● **What you should do**: Where a line holds "icon", copy it.

* Start Records provided *

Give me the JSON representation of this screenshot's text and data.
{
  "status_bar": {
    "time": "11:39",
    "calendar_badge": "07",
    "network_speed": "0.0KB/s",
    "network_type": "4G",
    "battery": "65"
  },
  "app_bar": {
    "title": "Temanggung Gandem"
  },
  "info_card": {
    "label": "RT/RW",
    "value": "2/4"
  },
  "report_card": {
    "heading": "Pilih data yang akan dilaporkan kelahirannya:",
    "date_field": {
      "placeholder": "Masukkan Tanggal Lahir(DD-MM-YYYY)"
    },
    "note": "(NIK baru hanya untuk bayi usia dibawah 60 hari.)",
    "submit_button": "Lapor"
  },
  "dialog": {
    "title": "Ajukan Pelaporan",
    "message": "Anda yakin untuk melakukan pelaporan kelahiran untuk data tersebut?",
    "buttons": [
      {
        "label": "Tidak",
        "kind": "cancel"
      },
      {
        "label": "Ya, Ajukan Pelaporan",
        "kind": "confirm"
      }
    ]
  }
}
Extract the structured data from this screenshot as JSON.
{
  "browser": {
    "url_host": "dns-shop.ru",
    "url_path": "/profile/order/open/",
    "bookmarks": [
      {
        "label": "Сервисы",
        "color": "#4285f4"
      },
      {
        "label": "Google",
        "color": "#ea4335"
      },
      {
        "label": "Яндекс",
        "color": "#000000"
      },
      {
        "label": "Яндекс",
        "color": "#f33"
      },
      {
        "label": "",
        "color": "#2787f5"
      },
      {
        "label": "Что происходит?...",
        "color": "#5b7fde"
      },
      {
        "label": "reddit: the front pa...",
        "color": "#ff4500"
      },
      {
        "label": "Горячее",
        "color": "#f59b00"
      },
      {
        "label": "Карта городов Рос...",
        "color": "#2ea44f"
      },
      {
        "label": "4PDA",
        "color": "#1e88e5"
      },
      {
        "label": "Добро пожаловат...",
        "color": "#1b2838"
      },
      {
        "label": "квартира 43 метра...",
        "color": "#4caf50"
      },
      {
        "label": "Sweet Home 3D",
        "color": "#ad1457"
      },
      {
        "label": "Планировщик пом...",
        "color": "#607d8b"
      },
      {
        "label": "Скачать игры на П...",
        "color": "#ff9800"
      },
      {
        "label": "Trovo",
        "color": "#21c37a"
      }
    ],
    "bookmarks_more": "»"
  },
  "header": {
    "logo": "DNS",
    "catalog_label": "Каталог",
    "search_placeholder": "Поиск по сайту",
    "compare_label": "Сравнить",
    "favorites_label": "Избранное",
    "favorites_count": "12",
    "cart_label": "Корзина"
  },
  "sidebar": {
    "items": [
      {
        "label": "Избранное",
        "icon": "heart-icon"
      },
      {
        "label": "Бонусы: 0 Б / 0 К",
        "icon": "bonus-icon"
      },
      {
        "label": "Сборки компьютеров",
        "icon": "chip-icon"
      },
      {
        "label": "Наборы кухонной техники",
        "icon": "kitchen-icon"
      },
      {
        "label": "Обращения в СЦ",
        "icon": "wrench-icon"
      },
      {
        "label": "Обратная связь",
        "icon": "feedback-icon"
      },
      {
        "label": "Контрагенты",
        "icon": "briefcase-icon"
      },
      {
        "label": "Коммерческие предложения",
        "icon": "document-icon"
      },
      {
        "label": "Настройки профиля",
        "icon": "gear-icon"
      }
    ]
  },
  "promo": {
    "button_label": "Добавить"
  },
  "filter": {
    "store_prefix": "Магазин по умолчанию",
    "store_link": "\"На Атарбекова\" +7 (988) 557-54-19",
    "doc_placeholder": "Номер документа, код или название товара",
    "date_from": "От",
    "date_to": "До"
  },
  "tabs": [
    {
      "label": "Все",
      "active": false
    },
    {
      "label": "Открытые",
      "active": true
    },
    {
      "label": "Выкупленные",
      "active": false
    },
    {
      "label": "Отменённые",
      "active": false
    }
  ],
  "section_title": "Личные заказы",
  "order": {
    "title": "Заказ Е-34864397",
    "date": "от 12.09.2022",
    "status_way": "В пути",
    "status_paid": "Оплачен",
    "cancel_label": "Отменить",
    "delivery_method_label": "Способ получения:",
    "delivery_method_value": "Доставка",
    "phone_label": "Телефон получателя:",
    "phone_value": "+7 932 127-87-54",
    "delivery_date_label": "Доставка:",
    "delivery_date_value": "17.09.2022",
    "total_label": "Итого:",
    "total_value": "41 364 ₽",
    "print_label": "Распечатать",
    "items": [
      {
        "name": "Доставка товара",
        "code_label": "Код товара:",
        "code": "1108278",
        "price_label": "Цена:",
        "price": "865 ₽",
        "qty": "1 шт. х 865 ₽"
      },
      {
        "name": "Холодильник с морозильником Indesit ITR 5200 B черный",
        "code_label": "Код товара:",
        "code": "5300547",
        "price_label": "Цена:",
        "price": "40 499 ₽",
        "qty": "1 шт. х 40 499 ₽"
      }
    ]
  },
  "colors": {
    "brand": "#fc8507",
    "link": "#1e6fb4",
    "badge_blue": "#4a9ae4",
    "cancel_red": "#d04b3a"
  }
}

* End Records provided *

● **Solution to the exercise**:
        "icon": "heart-icon"
        "icon": "bonus-icon"
        "icon": "chip-icon"
        "icon": "kitchen-icon"
        "icon": "wrench-icon"
        "icon": "feedback-icon"
        "icon": "briefcase-icon"
        "icon": "document-icon"
        "icon": "gear-icon"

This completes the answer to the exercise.